Reproduce the listing that follows with no differences at all.

## begin AVAILABLE RECORDS

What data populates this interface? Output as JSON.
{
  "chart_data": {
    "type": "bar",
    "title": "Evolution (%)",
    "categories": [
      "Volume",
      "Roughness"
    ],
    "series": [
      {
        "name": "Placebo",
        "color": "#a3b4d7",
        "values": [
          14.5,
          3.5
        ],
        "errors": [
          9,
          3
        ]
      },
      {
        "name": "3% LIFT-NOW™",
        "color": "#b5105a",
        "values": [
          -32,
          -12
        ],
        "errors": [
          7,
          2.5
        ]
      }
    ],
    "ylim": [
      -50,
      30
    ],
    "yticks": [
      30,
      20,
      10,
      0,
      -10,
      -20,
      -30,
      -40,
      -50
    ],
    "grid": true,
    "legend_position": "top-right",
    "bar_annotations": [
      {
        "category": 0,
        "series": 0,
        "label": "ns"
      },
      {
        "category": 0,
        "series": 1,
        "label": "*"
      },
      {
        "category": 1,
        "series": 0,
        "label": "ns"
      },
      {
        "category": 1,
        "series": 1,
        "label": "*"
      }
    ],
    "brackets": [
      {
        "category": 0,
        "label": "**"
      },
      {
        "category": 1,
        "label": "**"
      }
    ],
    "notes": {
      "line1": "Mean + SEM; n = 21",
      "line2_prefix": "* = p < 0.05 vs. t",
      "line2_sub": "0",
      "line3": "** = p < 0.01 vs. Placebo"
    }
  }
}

## end AVAILABLE RECORDS

## ANSWER TO THE PROBLEM
What data populates this interface? Output as JSON.
{
  "chart_data": {
    "type": "bar",
    "title": "Evolution (%)",
    "categories": [
      "Volume",
      "Roughness"
    ],
    "series": [
      {
        "name": "Placebo",
        "color": "#a3b4d7",
        "values": [
          14.5,
          3.5
        ],
        "errors": [
          9,
          3
        ]
      },
      {
        "name": "3% LIFT-NOW™",
        "color": "#b5105a",
        "values": [
          -32,
          -12
        ],
        "errors": [
          7,
          2.5
        ]
      }
    ],
    "ylim": [
      -50,
      30
    ],
    "yticks": [
      30,
      20,
      10,
      0,
      -10,
      -20,
      -30,
      -40,
      -50
    ],
    "grid": true,
    "legend_position": "top-right",
    "bar_annotations": [
      {
        "category": 0,
        "series": 0,
        "label": "ns"
      },
      {
        "category": 0,
        "series": 1,
        "label": "*"
      },
      {
        "category": 1,
        "series": 0,
        "label": "ns"
      },
      {
        "category": 1,
        "series": 1,
        "label": "*"
      }
    ],
    "brackets": [
      {
        "category": 0,
        "label": "**"
      },
      {
        "category": 1,
        "label": "**"
      }
    ],
    "notes": {
      "line1": "Mean + SEM; n = 21",
      "line2_prefix": "* = p < 0.05 vs. t",
      "line2_sub": "0",
      "line3": "** = p < 0.01 vs. Placebo"
    }
  }
}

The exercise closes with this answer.